━━━━━ INFORMATION PROVIDED

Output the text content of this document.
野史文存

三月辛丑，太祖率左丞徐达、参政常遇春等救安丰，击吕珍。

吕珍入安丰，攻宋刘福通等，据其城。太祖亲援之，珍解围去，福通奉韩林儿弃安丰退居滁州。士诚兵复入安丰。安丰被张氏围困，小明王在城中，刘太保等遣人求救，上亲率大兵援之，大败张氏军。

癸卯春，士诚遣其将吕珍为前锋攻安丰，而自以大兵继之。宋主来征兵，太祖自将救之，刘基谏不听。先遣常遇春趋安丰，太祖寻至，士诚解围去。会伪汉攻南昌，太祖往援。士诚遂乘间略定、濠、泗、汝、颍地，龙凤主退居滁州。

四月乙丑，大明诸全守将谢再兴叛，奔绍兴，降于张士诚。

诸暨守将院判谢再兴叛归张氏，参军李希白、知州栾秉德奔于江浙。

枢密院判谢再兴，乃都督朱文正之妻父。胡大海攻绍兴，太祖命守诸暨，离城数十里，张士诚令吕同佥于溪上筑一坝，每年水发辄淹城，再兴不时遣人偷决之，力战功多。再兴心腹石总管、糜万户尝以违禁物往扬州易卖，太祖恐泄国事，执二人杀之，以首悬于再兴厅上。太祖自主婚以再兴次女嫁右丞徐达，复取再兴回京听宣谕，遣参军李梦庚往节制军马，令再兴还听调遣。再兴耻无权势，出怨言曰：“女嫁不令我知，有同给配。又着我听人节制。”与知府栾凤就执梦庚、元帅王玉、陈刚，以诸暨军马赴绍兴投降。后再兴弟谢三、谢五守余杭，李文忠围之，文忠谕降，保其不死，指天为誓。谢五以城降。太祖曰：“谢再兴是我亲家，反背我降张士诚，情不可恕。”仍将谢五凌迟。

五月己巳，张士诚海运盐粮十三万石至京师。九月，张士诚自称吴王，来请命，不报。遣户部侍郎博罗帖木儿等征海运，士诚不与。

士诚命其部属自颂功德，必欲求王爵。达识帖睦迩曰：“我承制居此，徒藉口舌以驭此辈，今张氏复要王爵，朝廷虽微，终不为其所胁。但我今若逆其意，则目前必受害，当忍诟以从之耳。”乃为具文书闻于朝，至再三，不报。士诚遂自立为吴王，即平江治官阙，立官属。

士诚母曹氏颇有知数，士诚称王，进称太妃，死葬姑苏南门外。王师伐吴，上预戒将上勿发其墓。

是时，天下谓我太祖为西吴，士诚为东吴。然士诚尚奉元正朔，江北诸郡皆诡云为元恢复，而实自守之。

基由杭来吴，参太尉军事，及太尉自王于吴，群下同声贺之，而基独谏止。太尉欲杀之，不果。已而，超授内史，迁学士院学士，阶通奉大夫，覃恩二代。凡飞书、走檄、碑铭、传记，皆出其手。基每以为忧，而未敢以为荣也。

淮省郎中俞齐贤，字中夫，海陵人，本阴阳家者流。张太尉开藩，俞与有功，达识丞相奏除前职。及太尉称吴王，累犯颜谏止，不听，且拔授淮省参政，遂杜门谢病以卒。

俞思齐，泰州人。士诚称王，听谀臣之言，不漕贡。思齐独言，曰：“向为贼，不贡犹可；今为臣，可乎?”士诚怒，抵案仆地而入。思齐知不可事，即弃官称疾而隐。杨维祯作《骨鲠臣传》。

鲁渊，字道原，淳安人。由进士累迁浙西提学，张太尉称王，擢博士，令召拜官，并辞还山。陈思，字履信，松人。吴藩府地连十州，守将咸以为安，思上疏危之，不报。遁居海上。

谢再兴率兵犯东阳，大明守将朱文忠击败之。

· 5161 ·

━━━━━━━━━━

◆ **TASK BRIEF**: Reproduce the records word for word.

◆ **WRITTEN REPLY**:
Output the text content of this document.
野史文存

三月辛丑，太祖率左丞徐达、参政常遇春等救安丰，击吕珍。

吕珍入安丰，攻宋刘福通等，据其城。太祖亲援之，珍解围去，福通奉韩林儿弃安丰退居滁州。士诚兵复入安丰。安丰被张氏围困，小明王在城中，刘太保等遣人求救，上亲率大兵援之，大败张氏军。

癸卯春，士诚遣其将吕珍为前锋攻安丰，而自以大兵继之。宋主来征兵，太祖自将救之，刘基谏不听。先遣常遇春趋安丰，太祖寻至，士诚解围去。会伪汉攻南昌，太祖往援。士诚遂乘间略定、濠、泗、汝、颍地，龙凤主退居滁州。

四月乙丑，大明诸全守将谢再兴叛，奔绍兴，降于张士诚。

诸暨守将院判谢再兴叛归张氏，参军李希白、知州栾秉德奔于江浙。

枢密院判谢再兴，乃都督朱文正之妻父。胡大海攻绍兴，太祖命守诸暨，离城数十里，张士诚令吕同佥于溪上筑一坝，每年水发辄淹城，再兴不时遣人偷决之，力战功多。再兴心腹石总管、糜万户尝以违禁物往扬州易卖，太祖恐泄国事，执二人杀之，以首悬于再兴厅上。太祖自主婚以再兴次女嫁右丞徐达，复取再兴回京听宣谕，遣参军李梦庚往节制军马，令再兴还听调遣。再兴耻无权势，出怨言曰：“女嫁不令我知，有同给配。又着我听人节制。”与知府栾凤就执梦庚、元帅王玉、陈刚，以诸暨军马赴绍兴投降。后再兴弟谢三、谢五守余杭，李文忠围之，文忠谕降，保其不死，指天为誓。谢五以城降。太祖曰：“谢再兴是我亲家，反背我降张士诚，情不可恕。”仍将谢五凌迟。

五月己巳，张士诚海运盐粮十三万石至京师。九月，张士诚自称吴王，来请命，不报。遣户部侍郎博罗帖木儿等征海运，士诚不与。

士诚命其部属自颂功德，必欲求王爵。达识帖睦迩曰：“我承制居此，徒藉口舌以驭此辈，今张氏复要王爵，朝廷虽微，终不为其所胁。但我今若逆其意，则目前必受害，当忍诟以从之耳。”乃为具文书闻于朝，至再三，不报。士诚遂自立为吴王，即平江治官阙，立官属。

士诚母曹氏颇有知数，士诚称王，进称太妃，死葬姑苏南门外。王师伐吴，上预戒将上勿发其墓。

是时，天下谓我太祖为西吴，士诚为东吴。然士诚尚奉元正朔，江北诸郡皆诡云为元恢复，而实自守之。

基由杭来吴，参太尉军事，及太尉自王于吴，群下同声贺之，而基独谏止。太尉欲杀之，不果。已而，超授内史，迁学士院学士，阶通奉大夫，覃恩二代。凡飞书、走檄、碑铭、传记，皆出其手。基每以为忧，而未敢以为荣也。

淮省郎中俞齐贤，字中夫，海陵人，本阴阳家者流。张太尉开藩，俞与有功，达识丞相奏除前职。及太尉称吴王，累犯颜谏止，不听，且拔授淮省参政，遂杜门谢病以卒。

俞思齐，泰州人。士诚称王，听谀臣之言，不漕贡。思齐独言，曰：“向为贼，不贡犹可；今为臣，可乎?”士诚怒，抵案仆地而入。思齐知不可事，即弃官称疾而隐。杨维祯作《骨鲠臣传》。

鲁渊，字道原，淳安人。由进士累迁浙西提学，张太尉称王，擢博士，令召拜官，并辞还山。陈思，字履信，松人。吴藩府地连十州，守将咸以为安，思上疏危之，不报。遁居海上。

谢再兴率兵犯东阳，大明守将朱文忠击败之。

· 5161 ·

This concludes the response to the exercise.